Saved entries:
▼▼▼

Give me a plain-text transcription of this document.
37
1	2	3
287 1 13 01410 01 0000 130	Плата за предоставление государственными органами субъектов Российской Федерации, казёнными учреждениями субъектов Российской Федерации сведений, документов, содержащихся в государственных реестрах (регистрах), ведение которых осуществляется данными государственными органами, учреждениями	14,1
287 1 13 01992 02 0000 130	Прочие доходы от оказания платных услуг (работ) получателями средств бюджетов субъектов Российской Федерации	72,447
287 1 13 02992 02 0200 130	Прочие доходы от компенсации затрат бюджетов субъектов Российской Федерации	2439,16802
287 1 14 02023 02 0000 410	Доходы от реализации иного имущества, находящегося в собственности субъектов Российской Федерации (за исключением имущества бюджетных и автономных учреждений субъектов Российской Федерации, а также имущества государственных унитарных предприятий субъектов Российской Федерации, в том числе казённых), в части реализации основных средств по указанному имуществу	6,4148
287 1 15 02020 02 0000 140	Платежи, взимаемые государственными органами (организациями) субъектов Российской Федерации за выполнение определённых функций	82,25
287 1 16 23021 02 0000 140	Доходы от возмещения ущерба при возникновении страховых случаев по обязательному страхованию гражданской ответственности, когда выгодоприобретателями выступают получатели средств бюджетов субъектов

▲▲▲
▼▼▼

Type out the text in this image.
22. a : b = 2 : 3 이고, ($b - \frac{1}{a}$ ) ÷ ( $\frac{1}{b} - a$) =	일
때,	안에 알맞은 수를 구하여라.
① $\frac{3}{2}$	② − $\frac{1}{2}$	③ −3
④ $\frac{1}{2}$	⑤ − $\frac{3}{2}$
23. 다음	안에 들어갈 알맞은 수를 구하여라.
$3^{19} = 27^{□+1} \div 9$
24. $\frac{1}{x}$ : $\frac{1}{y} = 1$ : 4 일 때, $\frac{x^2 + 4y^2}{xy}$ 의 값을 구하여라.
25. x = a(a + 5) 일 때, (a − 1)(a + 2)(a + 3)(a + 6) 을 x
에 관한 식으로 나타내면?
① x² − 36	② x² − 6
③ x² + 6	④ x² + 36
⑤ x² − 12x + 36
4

▲▲▲

▶ _REQUIREMENTS_: Search the records for the word "구하여라". Copy every line that has it.

▶ _OUTPUT FOR THIS TASK_:
때,	안에 알맞은 수를 구하여라.
23. 다음	안에 들어갈 알맞은 수를 구하여라.
24. $\frac{1}{x}$ : $\frac{1}{y} = 1$ : 4 일 때, $\frac{x^2 + 4y^2}{xy}$ 의 값을 구하여라.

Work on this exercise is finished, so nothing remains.